→ **SET EXERCISE**: Could you transcribe the material below exactly, without leaving out a single line?

=== DATASET ENTRIES ===

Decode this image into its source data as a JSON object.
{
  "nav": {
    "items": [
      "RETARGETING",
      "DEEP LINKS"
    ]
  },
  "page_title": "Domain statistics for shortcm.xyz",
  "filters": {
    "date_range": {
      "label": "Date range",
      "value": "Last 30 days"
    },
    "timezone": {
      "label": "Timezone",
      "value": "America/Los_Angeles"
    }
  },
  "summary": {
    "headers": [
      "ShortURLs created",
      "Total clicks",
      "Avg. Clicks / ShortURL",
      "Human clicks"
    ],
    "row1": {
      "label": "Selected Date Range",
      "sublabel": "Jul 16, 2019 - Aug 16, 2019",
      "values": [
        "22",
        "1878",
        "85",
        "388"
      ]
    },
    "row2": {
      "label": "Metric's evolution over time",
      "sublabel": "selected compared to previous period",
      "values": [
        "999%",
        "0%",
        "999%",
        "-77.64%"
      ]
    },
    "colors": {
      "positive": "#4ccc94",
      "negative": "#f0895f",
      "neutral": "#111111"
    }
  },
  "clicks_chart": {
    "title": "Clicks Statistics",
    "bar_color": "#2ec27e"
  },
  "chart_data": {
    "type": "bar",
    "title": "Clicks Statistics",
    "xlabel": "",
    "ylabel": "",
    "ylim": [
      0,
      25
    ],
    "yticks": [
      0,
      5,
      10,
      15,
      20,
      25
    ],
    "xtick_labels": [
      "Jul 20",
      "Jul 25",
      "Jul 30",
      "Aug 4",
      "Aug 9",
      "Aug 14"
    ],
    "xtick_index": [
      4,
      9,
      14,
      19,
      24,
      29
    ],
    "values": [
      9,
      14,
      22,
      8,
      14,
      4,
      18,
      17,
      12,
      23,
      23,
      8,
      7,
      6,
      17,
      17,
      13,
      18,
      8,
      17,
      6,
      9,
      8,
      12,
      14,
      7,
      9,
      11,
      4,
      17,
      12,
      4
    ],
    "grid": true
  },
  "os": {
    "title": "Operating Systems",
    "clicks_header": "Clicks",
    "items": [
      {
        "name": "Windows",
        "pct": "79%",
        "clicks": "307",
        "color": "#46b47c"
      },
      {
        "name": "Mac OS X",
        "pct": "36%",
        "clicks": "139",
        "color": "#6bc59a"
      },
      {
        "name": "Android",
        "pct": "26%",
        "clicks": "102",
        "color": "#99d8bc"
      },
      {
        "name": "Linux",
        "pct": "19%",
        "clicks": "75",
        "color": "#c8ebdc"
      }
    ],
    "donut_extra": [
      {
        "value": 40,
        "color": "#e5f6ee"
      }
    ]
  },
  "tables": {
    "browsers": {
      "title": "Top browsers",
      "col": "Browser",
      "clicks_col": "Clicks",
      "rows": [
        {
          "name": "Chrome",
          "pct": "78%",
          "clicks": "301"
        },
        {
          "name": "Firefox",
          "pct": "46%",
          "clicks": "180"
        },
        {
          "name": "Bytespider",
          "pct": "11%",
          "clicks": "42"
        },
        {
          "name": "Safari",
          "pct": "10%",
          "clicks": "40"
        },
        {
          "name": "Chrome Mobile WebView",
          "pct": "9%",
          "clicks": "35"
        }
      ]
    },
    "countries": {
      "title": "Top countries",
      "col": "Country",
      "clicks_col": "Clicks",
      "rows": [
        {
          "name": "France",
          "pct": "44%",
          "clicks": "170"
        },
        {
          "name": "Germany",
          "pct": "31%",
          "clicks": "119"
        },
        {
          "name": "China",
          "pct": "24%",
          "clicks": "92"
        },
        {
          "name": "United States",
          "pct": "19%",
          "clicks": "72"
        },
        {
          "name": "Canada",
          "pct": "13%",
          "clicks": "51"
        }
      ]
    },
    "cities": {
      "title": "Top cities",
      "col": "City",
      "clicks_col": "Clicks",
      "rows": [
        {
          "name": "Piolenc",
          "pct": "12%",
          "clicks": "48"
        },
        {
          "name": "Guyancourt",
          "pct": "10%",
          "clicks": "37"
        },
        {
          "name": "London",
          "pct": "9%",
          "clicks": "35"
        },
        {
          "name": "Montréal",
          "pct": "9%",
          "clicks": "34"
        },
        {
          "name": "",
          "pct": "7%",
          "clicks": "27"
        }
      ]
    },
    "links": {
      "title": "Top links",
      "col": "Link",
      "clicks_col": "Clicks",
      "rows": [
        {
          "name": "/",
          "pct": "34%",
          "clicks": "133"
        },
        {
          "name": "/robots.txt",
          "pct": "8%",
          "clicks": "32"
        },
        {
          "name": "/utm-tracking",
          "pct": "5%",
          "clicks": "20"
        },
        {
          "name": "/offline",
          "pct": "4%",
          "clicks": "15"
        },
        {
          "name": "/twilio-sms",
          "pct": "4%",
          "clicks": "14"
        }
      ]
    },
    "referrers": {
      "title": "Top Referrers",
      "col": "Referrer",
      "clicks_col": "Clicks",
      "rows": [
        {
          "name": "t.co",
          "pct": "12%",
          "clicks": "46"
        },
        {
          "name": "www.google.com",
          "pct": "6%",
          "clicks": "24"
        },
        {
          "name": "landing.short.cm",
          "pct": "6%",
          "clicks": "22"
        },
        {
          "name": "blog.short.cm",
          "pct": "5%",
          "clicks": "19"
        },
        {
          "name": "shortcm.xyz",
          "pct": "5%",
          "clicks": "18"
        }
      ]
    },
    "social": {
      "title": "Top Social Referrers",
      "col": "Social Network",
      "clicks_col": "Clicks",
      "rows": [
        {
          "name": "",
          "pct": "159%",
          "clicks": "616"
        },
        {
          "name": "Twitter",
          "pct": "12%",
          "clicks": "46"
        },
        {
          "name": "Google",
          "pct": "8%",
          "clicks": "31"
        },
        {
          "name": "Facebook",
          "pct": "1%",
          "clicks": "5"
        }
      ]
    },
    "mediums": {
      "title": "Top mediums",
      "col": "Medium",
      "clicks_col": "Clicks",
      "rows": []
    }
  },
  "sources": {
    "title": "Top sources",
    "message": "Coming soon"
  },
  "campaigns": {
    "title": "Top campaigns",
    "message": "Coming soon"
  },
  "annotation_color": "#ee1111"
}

===

→ **COMPLETED TASK**:
Decode this image into its source data as a JSON object.
{
  "nav": {
    "items": [
      "RETARGETING",
      "DEEP LINKS"
    ]
  },
  "page_title": "Domain statistics for shortcm.xyz",
  "filters": {
    "date_range": {
      "label": "Date range",
      "value": "Last 30 days"
    },
    "timezone": {
      "label": "Timezone",
      "value": "America/Los_Angeles"
    }
  },
  "summary": {
    "headers": [
      "ShortURLs created",
      "Total clicks",
      "Avg. Clicks / ShortURL",
      "Human clicks"
    ],
    "row1": {
      "label": "Selected Date Range",
      "sublabel": "Jul 16, 2019 - Aug 16, 2019",
      "values": [
        "22",
        "1878",
        "85",
        "388"
      ]
    },
    "row2": {
      "label": "Metric's evolution over time",
      "sublabel": "selected compared to previous period",
      "values": [
        "999%",
        "0%",
        "999%",
        "-77.64%"
      ]
    },
    "colors": {
      "positive": "#4ccc94",
      "negative": "#f0895f",
      "neutral": "#111111"
    }
  },
  "clicks_chart": {
    "title": "Clicks Statistics",
    "bar_color": "#2ec27e"
  },
  "chart_data": {
    "type": "bar",
    "title": "Clicks Statistics",
    "xlabel": "",
    "ylabel": "",
    "ylim": [
      0,
      25
    ],
    "yticks": [
      0,
      5,
      10,
      15,
      20,
      25
    ],
    "xtick_labels": [
      "Jul 20",
      "Jul 25",
      "Jul 30",
      "Aug 4",
      "Aug 9",
      "Aug 14"
    ],
    "xtick_index": [
      4,
      9,
      14,
      19,
      24,
      29
    ],
    "values": [
      9,
      14,
      22,
      8,
      14,
      4,
      18,
      17,
      12,
      23,
      23,
      8,
      7,
      6,
      17,
      17,
      13,
      18,
      8,
      17,
      6,
      9,
      8,
      12,
      14,
      7,
      9,
      11,
      4,
      17,
      12,
      4
    ],
    "grid": true
  },
  "os": {
    "title": "Operating Systems",
    "clicks_header": "Clicks",
    "items": [
      {
        "name": "Windows",
        "pct": "79%",
        "clicks": "307",
        "color": "#46b47c"
      },
      {
        "name": "Mac OS X",
        "pct": "36%",
        "clicks": "139",
        "color": "#6bc59a"
      },
      {
        "name": "Android",
        "pct": "26%",
        "clicks": "102",
        "color": "#99d8bc"
      },
      {
        "name": "Linux",
        "pct": "19%",
        "clicks": "75",
        "color": "#c8ebdc"
      }
    ],
    "donut_extra": [
      {
        "value": 40,
        "color": "#e5f6ee"
      }
    ]
  },
  "tables": {
    "browsers": {
      "title": "Top browsers",
      "col": "Browser",
      "clicks_col": "Clicks",
      "rows": [
        {
          "name": "Chrome",
          "pct": "78%",
          "clicks": "301"
        },
        {
          "name": "Firefox",
          "pct": "46%",
          "clicks": "180"
        },
        {
          "name": "Bytespider",
          "pct": "11%",
          "clicks": "42"
        },
        {
          "name": "Safari",
          "pct": "10%",
          "clicks": "40"
        },
        {
          "name": "Chrome Mobile WebView",
          "pct": "9%",
          "clicks": "35"
        }
      ]
    },
    "countries": {
      "title": "Top countries",
      "col": "Country",
      "clicks_col": "Clicks",
      "rows": [
        {
          "name": "France",
          "pct": "44%",
          "clicks": "170"
        },
        {
          "name": "Germany",
          "pct": "31%",
          "clicks": "119"
        },
        {
          "name": "China",
          "pct": "24%",
          "clicks": "92"
        },
        {
          "name": "United States",
          "pct": "19%",
          "clicks": "72"
        },
        {
          "name": "Canada",
          "pct": "13%",
          "clicks": "51"
        }
      ]
    },
    "cities": {
      "title": "Top cities",
      "col": "City",
      "clicks_col": "Clicks",
      "rows": [
        {
          "name": "Piolenc",
          "pct": "12%",
          "clicks": "48"
        },
        {
          "name": "Guyancourt",
          "pct": "10%",
          "clicks": "37"
        },
        {
          "name": "London",
          "pct": "9%",
          "clicks": "35"
        },
        {
          "name": "Montréal",
          "pct": "9%",
          "clicks": "34"
        },
        {
          "name": "",
          "pct": "7%",
          "clicks": "27"
        }
      ]
    },
    "links": {
      "title": "Top links",
      "col": "Link",
      "clicks_col": "Clicks",
      "rows": [
        {
          "name": "/",
          "pct": "34%",
          "clicks": "133"
        },
        {
          "name": "/robots.txt",
          "pct": "8%",
          "clicks": "32"
        },
        {
          "name": "/utm-tracking",
          "pct": "5%",
          "clicks": "20"
        },
        {
          "name": "/offline",
          "pct": "4%",
          "clicks": "15"
        },
        {
          "name": "/twilio-sms",
          "pct": "4%",
          "clicks": "14"
        }
      ]
    },
    "referrers": {
      "title": "Top Referrers",
      "col": "Referrer",
      "clicks_col": "Clicks",
      "rows": [
        {
          "name": "t.co",
          "pct": "12%",
          "clicks": "46"
        },
        {
          "name": "www.google.com",
          "pct": "6%",
          "clicks": "24"
        },
        {
          "name": "landing.short.cm",
          "pct": "6%",
          "clicks": "22"
        },
        {
          "name": "blog.short.cm",
          "pct": "5%",
          "clicks": "19"
        },
        {
          "name": "shortcm.xyz",
          "pct": "5%",
          "clicks": "18"
        }
      ]
    },
    "social": {
      "title": "Top Social Referrers",
      "col": "Social Network",
      "clicks_col": "Clicks",
      "rows": [
        {
          "name": "",
          "pct": "159%",
          "clicks": "616"
        },
        {
          "name": "Twitter",
          "pct": "12%",
          "clicks": "46"
        },
        {
          "name": "Google",
          "pct": "8%",
          "clicks": "31"
        },
        {
          "name": "Facebook",
          "pct": "1%",
          "clicks": "5"
        }
      ]
    },
    "mediums": {
      "title": "Top mediums",
      "col": "Medium",
      "clicks_col": "Clicks",
      "rows": []
    }
  },
  "sources": {
    "title": "Top sources",
    "message": "Coming soon"
  },
  "campaigns": {
    "title": "Top campaigns",
    "message": "Coming soon"
  },
  "annotation_color": "#ee1111"
}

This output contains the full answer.